#### Information given

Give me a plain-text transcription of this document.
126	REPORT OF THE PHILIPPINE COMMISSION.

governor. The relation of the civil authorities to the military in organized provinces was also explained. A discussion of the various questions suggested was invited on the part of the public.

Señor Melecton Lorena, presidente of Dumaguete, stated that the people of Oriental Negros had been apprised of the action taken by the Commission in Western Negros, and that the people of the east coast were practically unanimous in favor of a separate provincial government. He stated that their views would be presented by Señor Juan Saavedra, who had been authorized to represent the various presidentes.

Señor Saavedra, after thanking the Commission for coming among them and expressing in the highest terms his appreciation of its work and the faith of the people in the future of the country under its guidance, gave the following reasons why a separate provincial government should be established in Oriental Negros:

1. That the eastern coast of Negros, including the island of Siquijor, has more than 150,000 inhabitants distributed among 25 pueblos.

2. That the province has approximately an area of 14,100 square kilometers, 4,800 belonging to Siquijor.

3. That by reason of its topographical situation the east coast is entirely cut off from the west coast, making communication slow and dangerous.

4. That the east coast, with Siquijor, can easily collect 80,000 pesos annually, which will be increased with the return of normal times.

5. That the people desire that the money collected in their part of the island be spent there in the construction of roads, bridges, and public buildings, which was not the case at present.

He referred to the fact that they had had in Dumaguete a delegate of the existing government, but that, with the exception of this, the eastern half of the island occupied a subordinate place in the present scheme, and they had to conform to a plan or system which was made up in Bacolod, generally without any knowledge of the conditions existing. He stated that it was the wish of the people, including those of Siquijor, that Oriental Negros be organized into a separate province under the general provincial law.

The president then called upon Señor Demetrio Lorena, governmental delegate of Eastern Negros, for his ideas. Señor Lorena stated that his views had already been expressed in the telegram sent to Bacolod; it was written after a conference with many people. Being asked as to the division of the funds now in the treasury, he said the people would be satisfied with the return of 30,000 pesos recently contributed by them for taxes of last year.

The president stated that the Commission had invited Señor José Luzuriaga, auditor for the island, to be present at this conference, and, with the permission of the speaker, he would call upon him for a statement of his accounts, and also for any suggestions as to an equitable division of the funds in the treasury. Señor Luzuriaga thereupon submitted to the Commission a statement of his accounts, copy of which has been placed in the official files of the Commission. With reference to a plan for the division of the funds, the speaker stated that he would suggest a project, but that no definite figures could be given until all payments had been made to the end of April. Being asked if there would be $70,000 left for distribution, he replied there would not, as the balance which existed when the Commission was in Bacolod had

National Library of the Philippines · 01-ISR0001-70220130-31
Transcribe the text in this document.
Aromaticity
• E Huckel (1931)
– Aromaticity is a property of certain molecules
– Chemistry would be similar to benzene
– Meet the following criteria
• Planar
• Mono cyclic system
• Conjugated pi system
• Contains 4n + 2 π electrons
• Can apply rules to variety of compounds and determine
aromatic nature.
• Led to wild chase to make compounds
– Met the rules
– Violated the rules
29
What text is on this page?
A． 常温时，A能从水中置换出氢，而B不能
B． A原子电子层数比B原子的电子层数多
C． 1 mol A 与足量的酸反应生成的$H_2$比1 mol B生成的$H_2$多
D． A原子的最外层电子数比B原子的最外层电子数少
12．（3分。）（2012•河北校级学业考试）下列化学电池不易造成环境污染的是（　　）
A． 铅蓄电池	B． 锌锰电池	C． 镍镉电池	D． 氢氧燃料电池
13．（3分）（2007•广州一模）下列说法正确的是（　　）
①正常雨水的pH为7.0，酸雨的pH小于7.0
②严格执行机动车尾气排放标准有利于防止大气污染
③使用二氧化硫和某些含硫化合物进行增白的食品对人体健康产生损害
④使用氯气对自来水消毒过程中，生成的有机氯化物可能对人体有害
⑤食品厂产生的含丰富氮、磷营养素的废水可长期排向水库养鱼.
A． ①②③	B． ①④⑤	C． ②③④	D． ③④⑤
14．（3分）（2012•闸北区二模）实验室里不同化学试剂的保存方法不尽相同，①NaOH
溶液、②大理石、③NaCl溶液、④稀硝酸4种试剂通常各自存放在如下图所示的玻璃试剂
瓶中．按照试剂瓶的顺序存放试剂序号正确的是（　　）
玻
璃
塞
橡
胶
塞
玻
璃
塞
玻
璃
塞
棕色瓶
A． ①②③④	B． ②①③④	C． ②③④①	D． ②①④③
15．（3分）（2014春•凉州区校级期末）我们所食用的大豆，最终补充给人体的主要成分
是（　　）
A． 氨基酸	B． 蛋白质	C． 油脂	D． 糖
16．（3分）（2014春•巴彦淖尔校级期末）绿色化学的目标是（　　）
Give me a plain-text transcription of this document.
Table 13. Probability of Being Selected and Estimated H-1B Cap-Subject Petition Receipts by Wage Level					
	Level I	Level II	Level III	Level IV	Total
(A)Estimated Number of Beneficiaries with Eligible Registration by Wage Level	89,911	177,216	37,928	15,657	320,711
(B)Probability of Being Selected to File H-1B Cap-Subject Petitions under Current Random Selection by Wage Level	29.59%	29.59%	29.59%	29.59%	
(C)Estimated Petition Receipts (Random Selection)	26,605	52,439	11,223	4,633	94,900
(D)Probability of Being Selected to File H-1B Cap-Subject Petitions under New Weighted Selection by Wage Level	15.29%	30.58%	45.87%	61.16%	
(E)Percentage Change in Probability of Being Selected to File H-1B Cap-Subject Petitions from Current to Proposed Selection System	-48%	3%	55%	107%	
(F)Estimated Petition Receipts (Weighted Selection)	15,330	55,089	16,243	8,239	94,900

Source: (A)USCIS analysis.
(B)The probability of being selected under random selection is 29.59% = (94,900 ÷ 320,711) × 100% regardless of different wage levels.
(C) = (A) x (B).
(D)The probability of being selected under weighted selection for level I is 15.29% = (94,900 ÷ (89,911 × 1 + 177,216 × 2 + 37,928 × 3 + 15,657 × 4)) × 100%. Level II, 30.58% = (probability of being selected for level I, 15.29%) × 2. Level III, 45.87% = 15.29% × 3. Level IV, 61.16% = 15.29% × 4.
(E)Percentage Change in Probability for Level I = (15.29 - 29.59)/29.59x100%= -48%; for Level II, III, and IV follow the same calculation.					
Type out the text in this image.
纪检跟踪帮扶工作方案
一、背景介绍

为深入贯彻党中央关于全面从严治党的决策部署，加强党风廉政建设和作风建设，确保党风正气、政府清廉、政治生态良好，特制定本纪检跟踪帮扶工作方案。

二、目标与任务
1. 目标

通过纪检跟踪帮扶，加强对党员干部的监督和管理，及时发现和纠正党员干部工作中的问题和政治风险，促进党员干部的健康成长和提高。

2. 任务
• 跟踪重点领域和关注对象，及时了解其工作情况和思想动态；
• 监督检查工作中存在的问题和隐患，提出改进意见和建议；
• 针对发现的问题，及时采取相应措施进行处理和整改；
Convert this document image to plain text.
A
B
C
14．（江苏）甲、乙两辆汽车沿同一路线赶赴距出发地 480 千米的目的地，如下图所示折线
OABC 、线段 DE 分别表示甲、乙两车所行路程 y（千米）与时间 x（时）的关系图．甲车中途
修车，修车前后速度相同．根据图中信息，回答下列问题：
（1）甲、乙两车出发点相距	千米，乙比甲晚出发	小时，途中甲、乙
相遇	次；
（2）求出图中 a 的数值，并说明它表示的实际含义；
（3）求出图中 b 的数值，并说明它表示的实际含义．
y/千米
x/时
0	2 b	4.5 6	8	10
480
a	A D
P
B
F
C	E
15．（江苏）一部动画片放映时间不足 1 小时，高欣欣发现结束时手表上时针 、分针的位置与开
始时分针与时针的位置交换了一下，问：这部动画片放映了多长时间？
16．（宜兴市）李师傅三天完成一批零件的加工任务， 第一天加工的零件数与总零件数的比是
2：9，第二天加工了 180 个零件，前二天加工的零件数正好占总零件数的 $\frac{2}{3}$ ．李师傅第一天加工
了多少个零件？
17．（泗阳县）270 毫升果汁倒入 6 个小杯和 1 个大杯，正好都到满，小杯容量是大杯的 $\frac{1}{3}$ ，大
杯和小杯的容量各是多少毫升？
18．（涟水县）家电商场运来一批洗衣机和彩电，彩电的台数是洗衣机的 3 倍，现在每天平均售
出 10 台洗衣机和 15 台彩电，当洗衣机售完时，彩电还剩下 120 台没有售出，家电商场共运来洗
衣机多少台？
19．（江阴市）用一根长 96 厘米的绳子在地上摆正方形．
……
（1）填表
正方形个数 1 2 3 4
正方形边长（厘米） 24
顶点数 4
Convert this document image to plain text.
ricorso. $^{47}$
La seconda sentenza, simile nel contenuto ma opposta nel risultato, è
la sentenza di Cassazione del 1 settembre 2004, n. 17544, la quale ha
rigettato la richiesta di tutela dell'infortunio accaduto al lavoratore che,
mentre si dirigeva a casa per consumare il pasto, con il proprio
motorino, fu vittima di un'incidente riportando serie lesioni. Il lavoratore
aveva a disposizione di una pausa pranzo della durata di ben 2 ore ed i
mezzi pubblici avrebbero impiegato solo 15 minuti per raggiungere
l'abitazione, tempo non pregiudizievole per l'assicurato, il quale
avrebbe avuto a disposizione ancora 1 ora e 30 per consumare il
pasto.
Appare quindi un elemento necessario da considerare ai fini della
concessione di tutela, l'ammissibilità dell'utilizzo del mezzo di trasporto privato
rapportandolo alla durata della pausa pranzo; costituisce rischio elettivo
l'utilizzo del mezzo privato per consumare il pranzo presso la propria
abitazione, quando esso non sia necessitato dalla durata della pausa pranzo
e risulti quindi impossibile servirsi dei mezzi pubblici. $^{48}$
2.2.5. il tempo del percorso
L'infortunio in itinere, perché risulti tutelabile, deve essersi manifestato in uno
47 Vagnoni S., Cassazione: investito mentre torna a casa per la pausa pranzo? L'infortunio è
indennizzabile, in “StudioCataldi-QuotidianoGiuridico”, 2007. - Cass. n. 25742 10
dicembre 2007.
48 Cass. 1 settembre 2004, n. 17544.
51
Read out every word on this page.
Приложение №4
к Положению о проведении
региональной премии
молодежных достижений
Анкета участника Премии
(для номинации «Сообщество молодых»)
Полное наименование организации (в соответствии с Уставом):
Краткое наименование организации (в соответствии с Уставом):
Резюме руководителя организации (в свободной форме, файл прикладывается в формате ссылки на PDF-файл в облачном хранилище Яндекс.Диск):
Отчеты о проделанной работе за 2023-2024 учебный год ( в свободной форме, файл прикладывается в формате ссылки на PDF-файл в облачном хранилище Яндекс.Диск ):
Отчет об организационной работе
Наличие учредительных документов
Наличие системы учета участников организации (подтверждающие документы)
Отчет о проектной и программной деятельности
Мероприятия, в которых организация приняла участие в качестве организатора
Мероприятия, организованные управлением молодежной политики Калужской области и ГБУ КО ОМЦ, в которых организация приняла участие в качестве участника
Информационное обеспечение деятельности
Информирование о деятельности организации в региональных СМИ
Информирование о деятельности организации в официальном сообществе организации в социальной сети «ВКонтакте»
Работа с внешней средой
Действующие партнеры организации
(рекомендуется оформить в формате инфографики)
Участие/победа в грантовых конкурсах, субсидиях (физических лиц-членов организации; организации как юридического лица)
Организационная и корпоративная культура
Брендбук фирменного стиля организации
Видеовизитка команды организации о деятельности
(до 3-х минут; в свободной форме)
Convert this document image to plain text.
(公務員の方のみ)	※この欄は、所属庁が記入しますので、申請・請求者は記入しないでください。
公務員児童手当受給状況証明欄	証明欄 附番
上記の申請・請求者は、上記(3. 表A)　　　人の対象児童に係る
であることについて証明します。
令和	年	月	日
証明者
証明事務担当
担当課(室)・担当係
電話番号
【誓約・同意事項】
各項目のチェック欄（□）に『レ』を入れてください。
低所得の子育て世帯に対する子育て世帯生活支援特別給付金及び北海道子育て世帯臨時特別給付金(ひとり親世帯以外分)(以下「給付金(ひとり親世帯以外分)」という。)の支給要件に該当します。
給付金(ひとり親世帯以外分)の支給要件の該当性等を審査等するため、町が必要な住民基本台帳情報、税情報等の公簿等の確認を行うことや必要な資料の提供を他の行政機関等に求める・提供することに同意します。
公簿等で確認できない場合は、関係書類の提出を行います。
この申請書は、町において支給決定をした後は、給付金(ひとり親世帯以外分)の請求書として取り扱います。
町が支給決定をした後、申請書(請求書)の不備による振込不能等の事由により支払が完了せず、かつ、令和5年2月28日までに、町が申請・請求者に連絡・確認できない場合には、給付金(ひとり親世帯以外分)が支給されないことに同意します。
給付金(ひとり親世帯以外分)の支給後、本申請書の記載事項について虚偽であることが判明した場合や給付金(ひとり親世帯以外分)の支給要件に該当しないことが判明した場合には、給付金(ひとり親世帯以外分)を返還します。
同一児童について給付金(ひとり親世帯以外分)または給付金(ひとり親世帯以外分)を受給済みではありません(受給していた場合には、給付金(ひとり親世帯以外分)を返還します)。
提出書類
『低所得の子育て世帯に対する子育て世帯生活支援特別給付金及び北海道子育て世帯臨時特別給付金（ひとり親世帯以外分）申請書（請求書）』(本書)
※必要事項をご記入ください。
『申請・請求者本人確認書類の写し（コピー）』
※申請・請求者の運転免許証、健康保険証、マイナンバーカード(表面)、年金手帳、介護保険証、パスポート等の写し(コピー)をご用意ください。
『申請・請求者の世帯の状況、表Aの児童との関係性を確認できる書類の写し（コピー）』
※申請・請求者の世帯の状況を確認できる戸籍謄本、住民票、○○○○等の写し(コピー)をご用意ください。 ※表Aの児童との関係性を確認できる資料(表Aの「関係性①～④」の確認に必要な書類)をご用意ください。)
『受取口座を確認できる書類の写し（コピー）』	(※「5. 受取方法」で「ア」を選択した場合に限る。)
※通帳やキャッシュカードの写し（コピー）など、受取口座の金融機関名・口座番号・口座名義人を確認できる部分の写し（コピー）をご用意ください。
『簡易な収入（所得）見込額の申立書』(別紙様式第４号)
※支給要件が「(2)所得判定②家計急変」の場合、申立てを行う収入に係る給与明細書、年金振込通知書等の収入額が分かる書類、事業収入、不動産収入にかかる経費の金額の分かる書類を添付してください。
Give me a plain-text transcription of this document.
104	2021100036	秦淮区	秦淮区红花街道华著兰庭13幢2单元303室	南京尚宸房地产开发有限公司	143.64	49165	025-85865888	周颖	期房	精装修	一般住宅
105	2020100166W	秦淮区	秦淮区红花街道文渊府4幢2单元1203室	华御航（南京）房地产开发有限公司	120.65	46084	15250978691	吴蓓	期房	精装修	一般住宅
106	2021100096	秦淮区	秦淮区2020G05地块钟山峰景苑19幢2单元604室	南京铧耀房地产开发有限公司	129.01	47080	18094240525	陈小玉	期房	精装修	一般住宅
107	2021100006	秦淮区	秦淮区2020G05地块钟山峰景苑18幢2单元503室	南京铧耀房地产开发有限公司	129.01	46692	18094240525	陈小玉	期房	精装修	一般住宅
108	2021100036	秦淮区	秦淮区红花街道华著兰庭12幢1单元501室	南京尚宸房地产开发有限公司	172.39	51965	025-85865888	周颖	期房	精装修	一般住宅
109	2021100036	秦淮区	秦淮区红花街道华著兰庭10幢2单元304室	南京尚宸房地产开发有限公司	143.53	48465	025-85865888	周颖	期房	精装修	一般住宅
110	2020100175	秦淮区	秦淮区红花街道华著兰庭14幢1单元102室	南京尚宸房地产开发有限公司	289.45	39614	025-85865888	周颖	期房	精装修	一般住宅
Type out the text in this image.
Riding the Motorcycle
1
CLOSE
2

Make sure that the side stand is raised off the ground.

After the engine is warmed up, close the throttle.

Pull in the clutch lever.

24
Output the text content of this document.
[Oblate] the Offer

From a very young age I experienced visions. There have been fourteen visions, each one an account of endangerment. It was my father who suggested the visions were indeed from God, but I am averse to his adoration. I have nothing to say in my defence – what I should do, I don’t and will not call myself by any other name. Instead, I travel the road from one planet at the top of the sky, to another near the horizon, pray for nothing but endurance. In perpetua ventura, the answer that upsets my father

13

########

> _Description of the task_
Above are the records. Copy every line in them holding "участника".

> _Full output_
Анкета участника Премии
Мероприятия, организованные управлением молодежной политики Калужской области и ГБУ КО ОМЦ, в которых организация приняла участие в качестве участника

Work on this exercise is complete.